> **WHAT THE TASK REQUIRES**: Omit the images, then output each of the records below exactly.

==*==

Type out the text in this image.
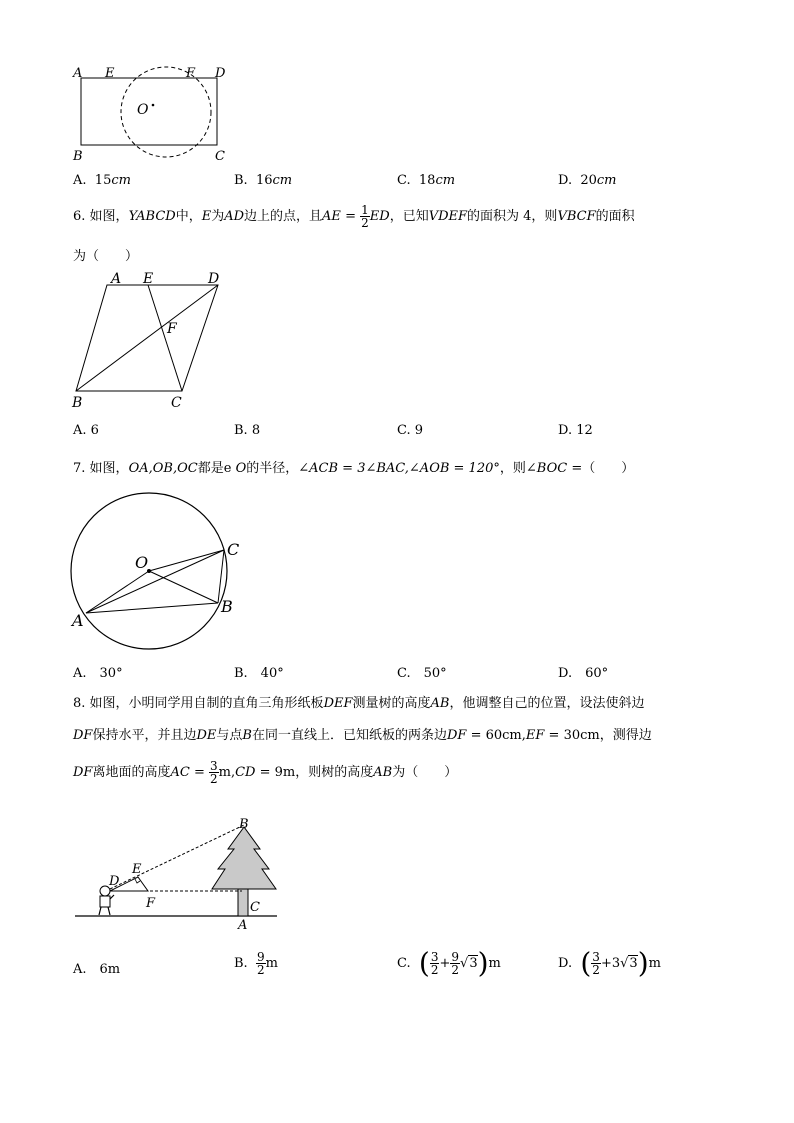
A E	F D
O
B	C
A. 15cm	B. 16cm	C. 18cm	D. 20cm
6. 如图，YABCD中，E为AD边上的点，且AE = $\frac{1}{2}$ ED，已知VDEF的面积为 4，则VBCF的面积
为（　　）
A E	D
F
B	C
A. 6	B. 8	C. 9	D. 12
7. 如图，OA,OB,OC都是e O的半径，∠ACB = 3∠BAC,∠AOB = 120°，则∠BOC =（　　）
O
C
B
A
A.　30°	B.　40°	C.　50°	D.　60°
8. 如图，小明同学用自制的直角三角形纸板DEF测量树的高度AB，他调整自己的位置，设法使斜边
DF保持水平，并且边DE与点B在同一直线上．已知纸板的两条边DF = 60cm,EF = 30cm，测得边
DF离地面的高度AC = $\frac{3}{2} m,CD = 9m$，则树的高度AB为（　　）
B
E
D
F	C
A
A.　6m	B. $\frac{9}{2}$ m	C. ( $\frac{3}{2} + \frac{9}{2} √3)m$	D. ( $\frac{3}{2} +3√3)m$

==*==

> **WRITTEN RESPONSE**:
Type out the text in this image.
A E	F D
O
B	C
A. 15cm	B. 16cm	C. 18cm	D. 20cm
6. 如图，YABCD中，E为AD边上的点，且AE = $\frac{1}{2}$ ED，已知VDEF的面积为 4，则VBCF的面积
为（　　）
A E	D
F
B	C
A. 6	B. 8	C. 9	D. 12
7. 如图，OA,OB,OC都是e O的半径，∠ACB = 3∠BAC,∠AOB = 120°，则∠BOC =（　　）
O
C
B
A
A.　30°	B.　40°	C.　50°	D.　60°
8. 如图，小明同学用自制的直角三角形纸板DEF测量树的高度AB，他调整自己的位置，设法使斜边
DF保持水平，并且边DE与点B在同一直线上．已知纸板的两条边DF = 60cm,EF = 30cm，测得边
DF离地面的高度AC = $\frac{3}{2} m,CD = 9m$，则树的高度AB为（　　）
B
E
D
F	C
A
A.　6m	B. $\frac{9}{2}$ m	C. ( $\frac{3}{2} + \frac{9}{2} √3)m$	D. ( $\frac{3}{2} +3√3)m$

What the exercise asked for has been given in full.